Dataset entries:
########
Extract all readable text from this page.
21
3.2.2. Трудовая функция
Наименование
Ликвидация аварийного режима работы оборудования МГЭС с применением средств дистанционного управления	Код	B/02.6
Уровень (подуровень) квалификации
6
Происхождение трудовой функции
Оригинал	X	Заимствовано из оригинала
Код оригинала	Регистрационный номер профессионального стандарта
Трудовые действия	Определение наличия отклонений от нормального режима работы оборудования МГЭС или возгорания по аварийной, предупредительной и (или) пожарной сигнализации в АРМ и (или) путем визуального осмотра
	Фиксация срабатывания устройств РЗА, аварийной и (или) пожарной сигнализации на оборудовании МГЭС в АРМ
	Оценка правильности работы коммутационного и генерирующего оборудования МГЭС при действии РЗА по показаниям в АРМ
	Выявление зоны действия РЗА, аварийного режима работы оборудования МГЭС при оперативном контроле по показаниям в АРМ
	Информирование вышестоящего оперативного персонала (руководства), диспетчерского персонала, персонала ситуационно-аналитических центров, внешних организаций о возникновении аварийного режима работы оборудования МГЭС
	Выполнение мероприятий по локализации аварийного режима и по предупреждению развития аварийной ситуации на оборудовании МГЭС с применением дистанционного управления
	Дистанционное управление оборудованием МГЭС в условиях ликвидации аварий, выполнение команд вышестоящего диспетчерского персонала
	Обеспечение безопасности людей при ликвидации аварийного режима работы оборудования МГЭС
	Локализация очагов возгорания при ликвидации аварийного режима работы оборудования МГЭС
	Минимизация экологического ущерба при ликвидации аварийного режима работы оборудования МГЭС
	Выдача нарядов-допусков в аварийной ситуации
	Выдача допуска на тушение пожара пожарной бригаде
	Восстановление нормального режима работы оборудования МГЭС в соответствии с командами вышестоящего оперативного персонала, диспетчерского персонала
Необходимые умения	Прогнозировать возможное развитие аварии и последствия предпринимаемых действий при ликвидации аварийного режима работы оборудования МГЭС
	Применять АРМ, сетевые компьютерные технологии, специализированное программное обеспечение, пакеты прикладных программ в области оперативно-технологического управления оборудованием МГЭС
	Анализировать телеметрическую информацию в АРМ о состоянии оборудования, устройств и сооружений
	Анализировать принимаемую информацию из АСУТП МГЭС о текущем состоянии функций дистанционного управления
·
########
→ Work to do
Every line above that contains the word "возгорания" should be reported.

→ Solution for this problem
Трудовые действия	Определение наличия отклонений от нормального режима работы оборудования МГЭС или возгорания по аварийной, предупредительной и (или) пожарной сигнализации в АРМ и (или) путем визуального осмотра
	Локализация очагов возгорания при ликвидации аварийного режима работы оборудования МГЭС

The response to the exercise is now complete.